All of the lines below are to be transcribed faithfully, with pictures excluded from the copy.
── DATA RECORDS
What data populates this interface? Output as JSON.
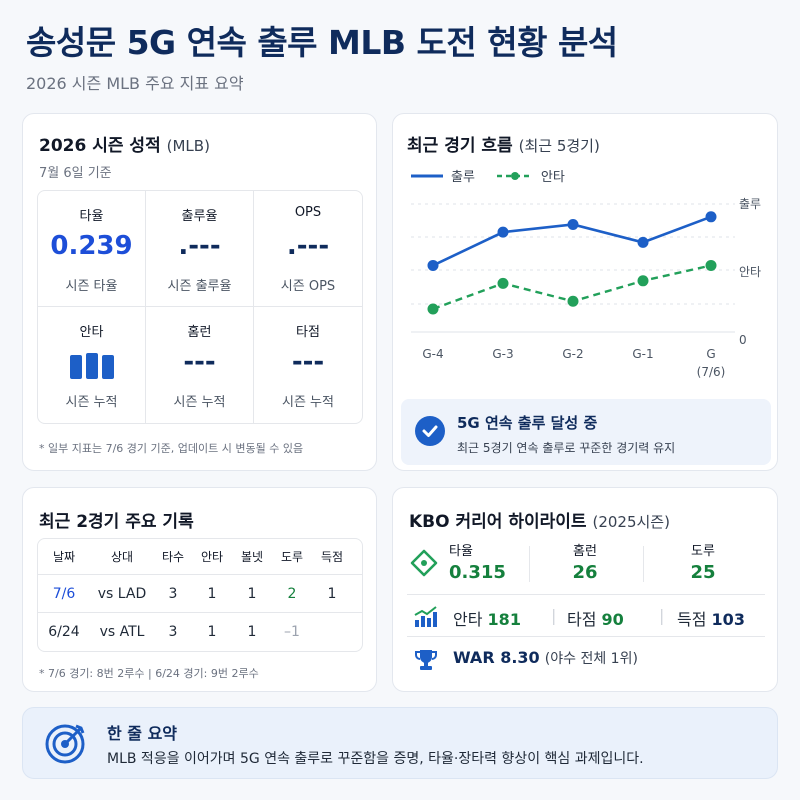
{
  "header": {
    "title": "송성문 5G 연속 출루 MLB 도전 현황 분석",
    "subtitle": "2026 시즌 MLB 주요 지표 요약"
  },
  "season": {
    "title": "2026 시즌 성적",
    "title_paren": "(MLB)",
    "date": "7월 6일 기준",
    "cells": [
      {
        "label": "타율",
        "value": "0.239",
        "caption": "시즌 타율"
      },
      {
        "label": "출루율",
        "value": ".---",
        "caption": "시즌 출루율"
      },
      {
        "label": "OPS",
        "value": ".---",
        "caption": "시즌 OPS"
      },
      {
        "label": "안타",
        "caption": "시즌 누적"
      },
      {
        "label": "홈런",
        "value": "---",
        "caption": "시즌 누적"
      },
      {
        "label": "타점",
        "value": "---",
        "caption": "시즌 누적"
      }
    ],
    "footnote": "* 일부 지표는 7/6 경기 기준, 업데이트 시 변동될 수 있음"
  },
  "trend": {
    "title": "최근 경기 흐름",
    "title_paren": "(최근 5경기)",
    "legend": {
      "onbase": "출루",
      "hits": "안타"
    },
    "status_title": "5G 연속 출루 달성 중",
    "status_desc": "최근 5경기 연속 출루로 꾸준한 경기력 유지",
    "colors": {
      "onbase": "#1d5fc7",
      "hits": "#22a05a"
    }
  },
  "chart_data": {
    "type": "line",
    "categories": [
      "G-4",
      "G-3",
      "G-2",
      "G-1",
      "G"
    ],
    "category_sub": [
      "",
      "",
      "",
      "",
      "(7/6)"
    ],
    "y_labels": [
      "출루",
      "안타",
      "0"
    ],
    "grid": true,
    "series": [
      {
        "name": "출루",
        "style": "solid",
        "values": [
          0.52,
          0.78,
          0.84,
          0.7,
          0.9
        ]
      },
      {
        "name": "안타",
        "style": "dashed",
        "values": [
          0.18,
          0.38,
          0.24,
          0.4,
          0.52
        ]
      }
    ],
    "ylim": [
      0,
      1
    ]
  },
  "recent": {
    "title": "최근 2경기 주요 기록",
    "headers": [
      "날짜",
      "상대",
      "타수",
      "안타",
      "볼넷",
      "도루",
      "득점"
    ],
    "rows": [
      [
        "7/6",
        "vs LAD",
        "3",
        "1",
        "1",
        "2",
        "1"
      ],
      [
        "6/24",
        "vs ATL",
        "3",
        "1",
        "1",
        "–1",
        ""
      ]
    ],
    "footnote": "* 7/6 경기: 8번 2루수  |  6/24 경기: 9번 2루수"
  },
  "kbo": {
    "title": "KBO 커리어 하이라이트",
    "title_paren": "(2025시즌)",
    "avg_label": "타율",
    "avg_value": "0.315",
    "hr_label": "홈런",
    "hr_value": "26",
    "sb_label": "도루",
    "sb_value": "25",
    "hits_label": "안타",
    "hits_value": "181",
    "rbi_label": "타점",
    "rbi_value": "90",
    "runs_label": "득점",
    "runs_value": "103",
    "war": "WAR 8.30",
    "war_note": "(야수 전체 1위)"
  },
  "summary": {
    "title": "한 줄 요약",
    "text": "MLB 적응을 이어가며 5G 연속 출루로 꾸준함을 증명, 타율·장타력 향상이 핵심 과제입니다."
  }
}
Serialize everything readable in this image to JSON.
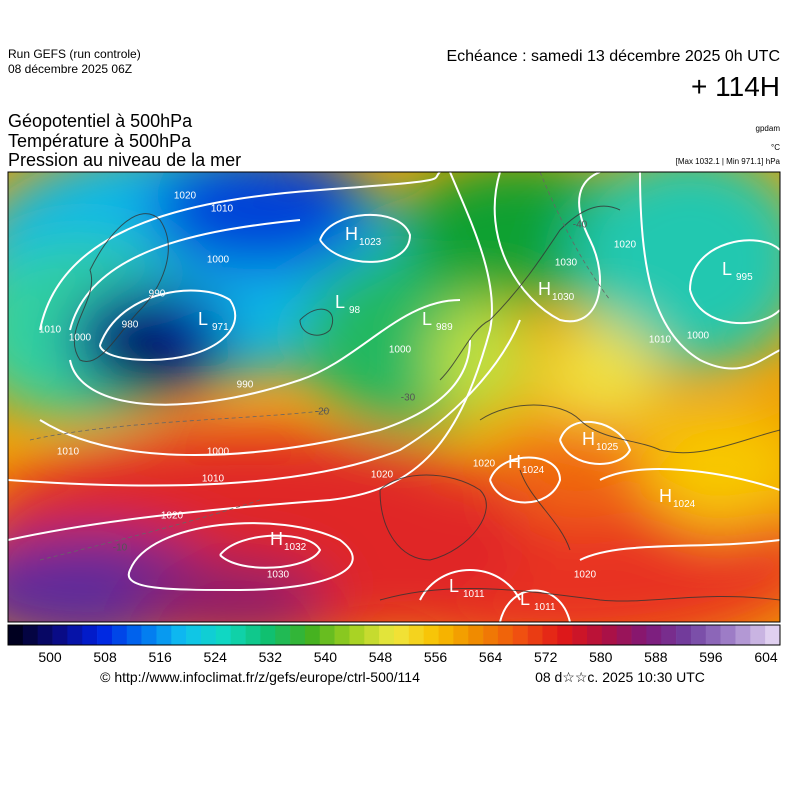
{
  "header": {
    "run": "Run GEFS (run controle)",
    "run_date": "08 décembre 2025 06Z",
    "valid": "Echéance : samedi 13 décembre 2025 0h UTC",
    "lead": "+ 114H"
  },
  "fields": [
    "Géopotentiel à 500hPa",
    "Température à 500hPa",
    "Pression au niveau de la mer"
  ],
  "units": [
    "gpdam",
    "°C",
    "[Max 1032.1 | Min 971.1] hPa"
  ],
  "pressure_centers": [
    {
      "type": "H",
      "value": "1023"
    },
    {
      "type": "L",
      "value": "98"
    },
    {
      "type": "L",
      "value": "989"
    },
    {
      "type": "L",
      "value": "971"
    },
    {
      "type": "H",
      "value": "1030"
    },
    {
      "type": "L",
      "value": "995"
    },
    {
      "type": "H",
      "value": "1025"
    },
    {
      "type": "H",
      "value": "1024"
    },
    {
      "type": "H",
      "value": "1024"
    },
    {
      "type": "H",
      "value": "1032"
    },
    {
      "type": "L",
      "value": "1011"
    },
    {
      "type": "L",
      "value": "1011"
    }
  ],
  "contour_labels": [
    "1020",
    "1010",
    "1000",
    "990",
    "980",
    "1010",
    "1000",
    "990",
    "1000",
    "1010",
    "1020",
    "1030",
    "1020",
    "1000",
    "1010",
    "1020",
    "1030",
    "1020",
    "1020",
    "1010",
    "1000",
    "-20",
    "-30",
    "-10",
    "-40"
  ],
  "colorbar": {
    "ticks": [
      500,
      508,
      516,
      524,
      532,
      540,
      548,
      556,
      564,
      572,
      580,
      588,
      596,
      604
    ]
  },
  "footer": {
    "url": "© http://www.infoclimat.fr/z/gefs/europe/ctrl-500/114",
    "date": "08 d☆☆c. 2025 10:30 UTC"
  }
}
────
ANSWER TO THIS PROBLEM -
What data populates this interface? Output as JSON.
{
  "header": {
    "title": "송성문 5G 연속 출루 MLB 도전 현황 분석",
    "subtitle": "2026 시즌 MLB 주요 지표 요약"
  },
  "season": {
    "title": "2026 시즌 성적",
    "title_paren": "(MLB)",
    "date": "7월 6일 기준",
    "cells": [
      {
        "label": "타율",
        "value": "0.239",
        "caption": "시즌 타율"
      },
      {
        "label": "출루율",
        "value": ".---",
        "caption": "시즌 출루율"
      },
      {
        "label": "OPS",
        "value": ".---",
        "caption": "시즌 OPS"
      },
      {
        "label": "안타",
        "caption": "시즌 누적"
      },
      {
        "label": "홈런",
        "value": "---",
        "caption": "시즌 누적"
      },
      {
        "label": "타점",
        "value": "---",
        "caption": "시즌 누적"
      }
    ],
    "footnote": "* 일부 지표는 7/6 경기 기준, 업데이트 시 변동될 수 있음"
  },
  "trend": {
    "title": "최근 경기 흐름",
    "title_paren": "(최근 5경기)",
    "legend": {
      "onbase": "출루",
      "hits": "안타"
    },
    "status_title": "5G 연속 출루 달성 중",
    "status_desc": "최근 5경기 연속 출루로 꾸준한 경기력 유지",
    "colors": {
      "onbase": "#1d5fc7",
      "hits": "#22a05a"
    }
  },
  "chart_data": {
    "type": "line",
    "categories": [
      "G-4",
      "G-3",
      "G-2",
      "G-1",
      "G"
    ],
    "category_sub": [
      "",
      "",
      "",
      "",
      "(7/6)"
    ],
    "y_labels": [
      "출루",
      "안타",
      "0"
    ],
    "grid": true,
    "series": [
      {
        "name": "출루",
        "style": "solid",
        "values": [
          0.52,
          0.78,
          0.84,
          0.7,
          0.9
        ]
      },
      {
        "name": "안타",
        "style": "dashed",
        "values": [
          0.18,
          0.38,
          0.24,
          0.4,
          0.52
        ]
      }
    ],
    "ylim": [
      0,
      1
    ]
  },
  "recent": {
    "title": "최근 2경기 주요 기록",
    "headers": [
      "날짜",
      "상대",
      "타수",
      "안타",
      "볼넷",
      "도루",
      "득점"
    ],
    "rows": [
      [
        "7/6",
        "vs LAD",
        "3",
        "1",
        "1",
        "2",
        "1"
      ],
      [
        "6/24",
        "vs ATL",
        "3",
        "1",
        "1",
        "–1",
        ""
      ]
    ],
    "footnote": "* 7/6 경기: 8번 2루수  |  6/24 경기: 9번 2루수"
  },
  "kbo": {
    "title": "KBO 커리어 하이라이트",
    "title_paren": "(2025시즌)",
    "avg_label": "타율",
    "avg_value": "0.315",
    "hr_label": "홈런",
    "hr_value": "26",
    "sb_label": "도루",
    "sb_value": "25",
    "hits_label": "안타",
    "hits_value": "181",
    "rbi_label": "타점",
    "rbi_value": "90",
    "runs_label": "득점",
    "runs_value": "103",
    "war": "WAR 8.30",
    "war_note": "(야수 전체 1위)"
  },
  "summary": {
    "title": "한 줄 요약",
    "text": "MLB 적응을 이어가며 5G 연속 출루로 꾸준함을 증명, 타율·장타력 향상이 핵심 과제입니다."
  }
}
Serialize everything readable in this image to JSON.
{
  "header": {
    "run": "Run GEFS (run controle)",
    "run_date": "08 décembre 2025 06Z",
    "valid": "Echéance : samedi 13 décembre 2025 0h UTC",
    "lead": "+ 114H"
  },
  "fields": [
    "Géopotentiel à 500hPa",
    "Température à 500hPa",
    "Pression au niveau de la mer"
  ],
  "units": [
    "gpdam",
    "°C",
    "[Max 1032.1 | Min 971.1] hPa"
  ],
  "pressure_centers": [
    {
      "type": "H",
      "value": "1023"
    },
    {
      "type": "L",
      "value": "98"
    },
    {
      "type": "L",
      "value": "989"
    },
    {
      "type": "L",
      "value": "971"
    },
    {
      "type": "H",
      "value": "1030"
    },
    {
      "type": "L",
      "value": "995"
    },
    {
      "type": "H",
      "value": "1025"
    },
    {
      "type": "H",
      "value": "1024"
    },
    {
      "type": "H",
      "value": "1024"
    },
    {
      "type": "H",
      "value": "1032"
    },
    {
      "type": "L",
      "value": "1011"
    },
    {
      "type": "L",
      "value": "1011"
    }
  ],
  "contour_labels": [
    "1020",
    "1010",
    "1000",
    "990",
    "980",
    "1010",
    "1000",
    "990",
    "1000",
    "1010",
    "1020",
    "1030",
    "1020",
    "1000",
    "1010",
    "1020",
    "1030",
    "1020",
    "1020",
    "1010",
    "1000",
    "-20",
    "-30",
    "-10",
    "-40"
  ],
  "colorbar": {
    "ticks": [
      500,
      508,
      516,
      524,
      532,
      540,
      548,
      556,
      564,
      572,
      580,
      588,
      596,
      604
    ]
  },
  "footer": {
    "url": "© http://www.infoclimat.fr/z/gefs/europe/ctrl-500/114",
    "date": "08 d☆☆c. 2025 10:30 UTC"
  }
}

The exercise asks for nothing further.